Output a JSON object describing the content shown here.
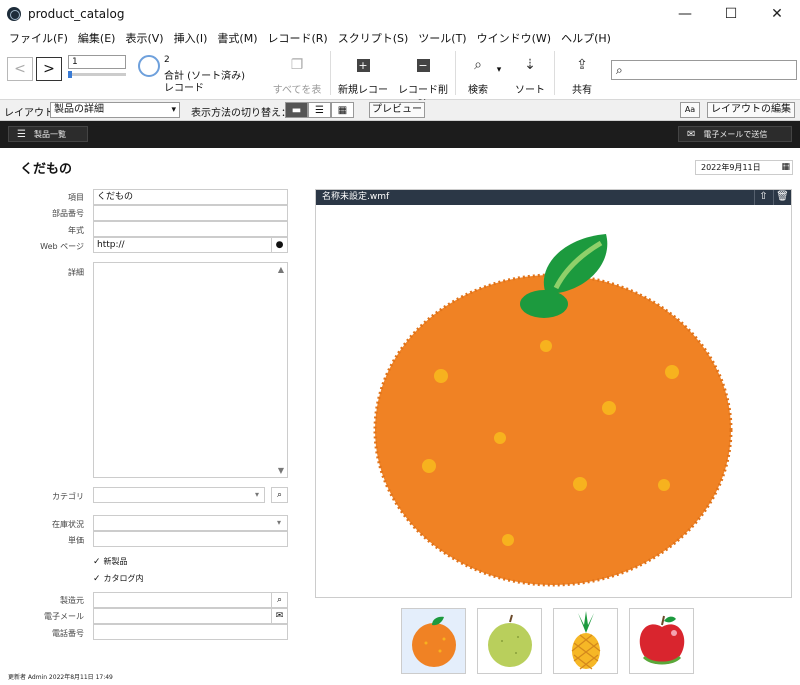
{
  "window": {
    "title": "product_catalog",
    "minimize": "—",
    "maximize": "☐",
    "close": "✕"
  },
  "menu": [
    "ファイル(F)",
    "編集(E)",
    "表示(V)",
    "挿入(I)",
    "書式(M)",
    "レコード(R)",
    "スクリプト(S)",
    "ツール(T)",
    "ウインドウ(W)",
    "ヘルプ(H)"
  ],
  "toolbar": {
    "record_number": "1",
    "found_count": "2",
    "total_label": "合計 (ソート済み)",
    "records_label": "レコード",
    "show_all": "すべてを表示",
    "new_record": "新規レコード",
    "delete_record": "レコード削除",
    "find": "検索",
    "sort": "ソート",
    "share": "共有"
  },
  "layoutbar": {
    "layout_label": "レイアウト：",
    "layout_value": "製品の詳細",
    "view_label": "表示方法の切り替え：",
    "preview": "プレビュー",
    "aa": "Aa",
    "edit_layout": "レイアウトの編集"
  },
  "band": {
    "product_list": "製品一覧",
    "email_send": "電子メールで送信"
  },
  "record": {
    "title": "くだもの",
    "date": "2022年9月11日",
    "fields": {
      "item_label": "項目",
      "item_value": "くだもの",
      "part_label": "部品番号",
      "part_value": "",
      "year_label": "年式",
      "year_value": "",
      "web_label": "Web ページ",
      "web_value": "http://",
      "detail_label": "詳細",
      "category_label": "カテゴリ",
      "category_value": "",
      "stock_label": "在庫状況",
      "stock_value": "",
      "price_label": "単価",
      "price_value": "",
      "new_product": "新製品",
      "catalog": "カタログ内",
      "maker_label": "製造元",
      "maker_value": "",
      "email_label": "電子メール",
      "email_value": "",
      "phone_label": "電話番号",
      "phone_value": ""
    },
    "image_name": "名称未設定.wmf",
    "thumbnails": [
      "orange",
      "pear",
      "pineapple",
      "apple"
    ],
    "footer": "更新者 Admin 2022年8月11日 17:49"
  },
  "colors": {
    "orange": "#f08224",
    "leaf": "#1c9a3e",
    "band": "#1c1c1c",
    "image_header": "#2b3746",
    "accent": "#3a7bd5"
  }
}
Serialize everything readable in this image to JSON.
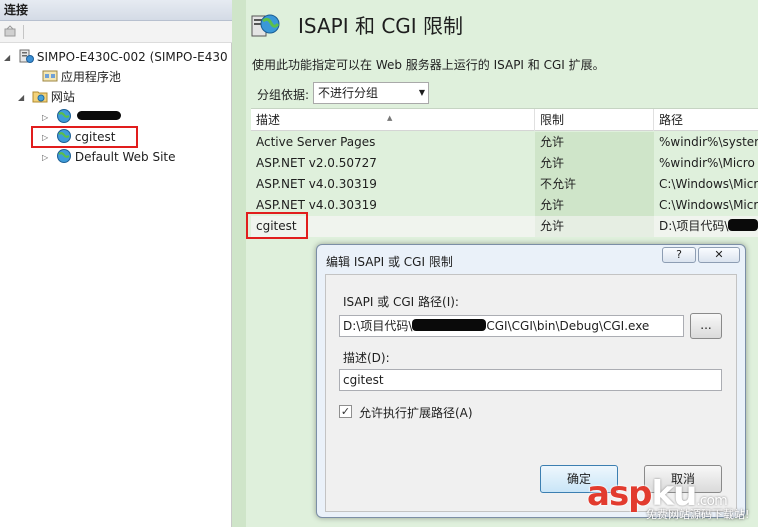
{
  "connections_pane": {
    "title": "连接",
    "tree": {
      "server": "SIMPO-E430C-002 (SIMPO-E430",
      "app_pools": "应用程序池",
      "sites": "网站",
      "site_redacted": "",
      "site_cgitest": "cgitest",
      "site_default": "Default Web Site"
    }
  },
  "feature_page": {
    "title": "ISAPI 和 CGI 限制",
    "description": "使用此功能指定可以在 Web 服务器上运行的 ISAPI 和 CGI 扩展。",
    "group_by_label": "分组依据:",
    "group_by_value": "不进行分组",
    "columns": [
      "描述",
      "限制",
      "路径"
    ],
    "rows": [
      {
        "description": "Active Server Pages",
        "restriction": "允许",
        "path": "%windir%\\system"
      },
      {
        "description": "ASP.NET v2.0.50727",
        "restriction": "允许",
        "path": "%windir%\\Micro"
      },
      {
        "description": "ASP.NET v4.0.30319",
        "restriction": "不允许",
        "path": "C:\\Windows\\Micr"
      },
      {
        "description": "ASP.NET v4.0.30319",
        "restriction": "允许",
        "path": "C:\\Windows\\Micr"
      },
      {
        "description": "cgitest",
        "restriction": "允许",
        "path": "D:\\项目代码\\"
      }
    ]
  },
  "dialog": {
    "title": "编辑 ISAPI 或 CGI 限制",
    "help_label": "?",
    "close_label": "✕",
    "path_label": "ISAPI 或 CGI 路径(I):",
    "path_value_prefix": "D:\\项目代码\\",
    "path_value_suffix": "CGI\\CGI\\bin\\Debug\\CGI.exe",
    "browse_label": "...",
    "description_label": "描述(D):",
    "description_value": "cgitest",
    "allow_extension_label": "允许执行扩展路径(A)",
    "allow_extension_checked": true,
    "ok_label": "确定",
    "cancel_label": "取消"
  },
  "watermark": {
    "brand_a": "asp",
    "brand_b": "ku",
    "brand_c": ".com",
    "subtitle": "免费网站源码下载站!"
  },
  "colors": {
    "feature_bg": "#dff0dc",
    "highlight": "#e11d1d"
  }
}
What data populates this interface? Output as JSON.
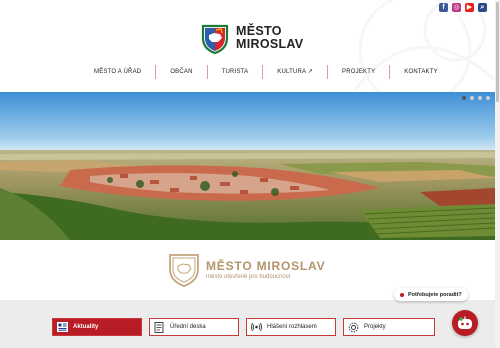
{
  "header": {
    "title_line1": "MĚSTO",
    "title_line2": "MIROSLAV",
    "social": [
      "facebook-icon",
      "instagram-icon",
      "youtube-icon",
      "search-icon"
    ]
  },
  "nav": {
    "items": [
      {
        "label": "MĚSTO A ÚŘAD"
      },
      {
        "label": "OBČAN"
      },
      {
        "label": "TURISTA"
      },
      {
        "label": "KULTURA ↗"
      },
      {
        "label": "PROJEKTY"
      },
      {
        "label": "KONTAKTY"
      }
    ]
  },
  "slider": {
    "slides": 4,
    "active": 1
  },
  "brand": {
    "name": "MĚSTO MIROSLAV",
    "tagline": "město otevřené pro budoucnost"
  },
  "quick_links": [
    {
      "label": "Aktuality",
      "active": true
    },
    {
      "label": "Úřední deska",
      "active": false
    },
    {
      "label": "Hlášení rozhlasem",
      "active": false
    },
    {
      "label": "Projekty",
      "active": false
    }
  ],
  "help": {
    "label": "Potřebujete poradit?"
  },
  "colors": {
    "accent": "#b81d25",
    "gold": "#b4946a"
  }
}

——

Problem statement
Every record above should be transcribed exactly; the pictures stay out of the copy.

Correct response
Output a JSON object describing the content shown here.
{
  "window": {
    "title": "product_catalog",
    "minimize": "—",
    "maximize": "☐",
    "close": "✕"
  },
  "menu": [
    "ファイル(F)",
    "編集(E)",
    "表示(V)",
    "挿入(I)",
    "書式(M)",
    "レコード(R)",
    "スクリプト(S)",
    "ツール(T)",
    "ウインドウ(W)",
    "ヘルプ(H)"
  ],
  "toolbar": {
    "record_number": "1",
    "found_count": "2",
    "total_label": "合計 (ソート済み)",
    "records_label": "レコード",
    "show_all": "すべてを表示",
    "new_record": "新規レコード",
    "delete_record": "レコード削除",
    "find": "検索",
    "sort": "ソート",
    "share": "共有"
  },
  "layoutbar": {
    "layout_label": "レイアウト：",
    "layout_value": "製品の詳細",
    "view_label": "表示方法の切り替え：",
    "preview": "プレビュー",
    "aa": "Aa",
    "edit_layout": "レイアウトの編集"
  },
  "band": {
    "product_list": "製品一覧",
    "email_send": "電子メールで送信"
  },
  "record": {
    "title": "くだもの",
    "date": "2022年9月11日",
    "fields": {
      "item_label": "項目",
      "item_value": "くだもの",
      "part_label": "部品番号",
      "part_value": "",
      "year_label": "年式",
      "year_value": "",
      "web_label": "Web ページ",
      "web_value": "http://",
      "detail_label": "詳細",
      "category_label": "カテゴリ",
      "category_value": "",
      "stock_label": "在庫状況",
      "stock_value": "",
      "price_label": "単価",
      "price_value": "",
      "new_product": "新製品",
      "catalog": "カタログ内",
      "maker_label": "製造元",
      "maker_value": "",
      "email_label": "電子メール",
      "email_value": "",
      "phone_label": "電話番号",
      "phone_value": ""
    },
    "image_name": "名称未設定.wmf",
    "thumbnails": [
      "orange",
      "pear",
      "pineapple",
      "apple"
    ],
    "footer": "更新者 Admin 2022年8月11日 17:49"
  },
  "colors": {
    "orange": "#f08224",
    "leaf": "#1c9a3e",
    "band": "#1c1c1c",
    "image_header": "#2b3746",
    "accent": "#3a7bd5"
  }
}
Serialize everything readable in this image to JSON.
{
  "connections_pane": {
    "title": "连接",
    "tree": {
      "server": "SIMPO-E430C-002 (SIMPO-E430",
      "app_pools": "应用程序池",
      "sites": "网站",
      "site_redacted": "",
      "site_cgitest": "cgitest",
      "site_default": "Default Web Site"
    }
  },
  "feature_page": {
    "title": "ISAPI 和 CGI 限制",
    "description": "使用此功能指定可以在 Web 服务器上运行的 ISAPI 和 CGI 扩展。",
    "group_by_label": "分组依据:",
    "group_by_value": "不进行分组",
    "columns": [
      "描述",
      "限制",
      "路径"
    ],
    "rows": [
      {
        "description": "Active Server Pages",
        "restriction": "允许",
        "path": "%windir%\\system"
      },
      {
        "description": "ASP.NET v2.0.50727",
        "restriction": "允许",
        "path": "%windir%\\Micro"
      },
      {
        "description": "ASP.NET v4.0.30319",
        "restriction": "不允许",
        "path": "C:\\Windows\\Micr"
      },
      {
        "description": "ASP.NET v4.0.30319",
        "restriction": "允许",
        "path": "C:\\Windows\\Micr"
      },
      {
        "description": "cgitest",
        "restriction": "允许",
        "path": "D:\\项目代码\\"
      }
    ]
  },
  "dialog": {
    "title": "编辑 ISAPI 或 CGI 限制",
    "help_label": "?",
    "close_label": "✕",
    "path_label": "ISAPI 或 CGI 路径(I):",
    "path_value_prefix": "D:\\项目代码\\",
    "path_value_suffix": "CGI\\CGI\\bin\\Debug\\CGI.exe",
    "browse_label": "...",
    "description_label": "描述(D):",
    "description_value": "cgitest",
    "allow_extension_label": "允许执行扩展路径(A)",
    "allow_extension_checked": true,
    "ok_label": "确定",
    "cancel_label": "取消"
  },
  "watermark": {
    "brand_a": "asp",
    "brand_b": "ku",
    "brand_c": ".com",
    "subtitle": "免费网站源码下载站!"
  },
  "colors": {
    "feature_bg": "#dff0dc",
    "highlight": "#e11d1d"
  }
}
What data populates this interface? Output as JSON.
{
  "header": {
    "title_line1": "MĚSTO",
    "title_line2": "MIROSLAV",
    "social": [
      "facebook-icon",
      "instagram-icon",
      "youtube-icon",
      "search-icon"
    ]
  },
  "nav": {
    "items": [
      {
        "label": "MĚSTO A ÚŘAD"
      },
      {
        "label": "OBČAN"
      },
      {
        "label": "TURISTA"
      },
      {
        "label": "KULTURA ↗"
      },
      {
        "label": "PROJEKTY"
      },
      {
        "label": "KONTAKTY"
      }
    ]
  },
  "slider": {
    "slides": 4,
    "active": 1
  },
  "brand": {
    "name": "MĚSTO MIROSLAV",
    "tagline": "město otevřené pro budoucnost"
  },
  "quick_links": [
    {
      "label": "Aktuality",
      "active": true
    },
    {
      "label": "Úřední deska",
      "active": false
    },
    {
      "label": "Hlášení rozhlasem",
      "active": false
    },
    {
      "label": "Projekty",
      "active": false
    }
  ],
  "help": {
    "label": "Potřebujete poradit?"
  },
  "colors": {
    "accent": "#b81d25",
    "gold": "#b4946a"
  }
}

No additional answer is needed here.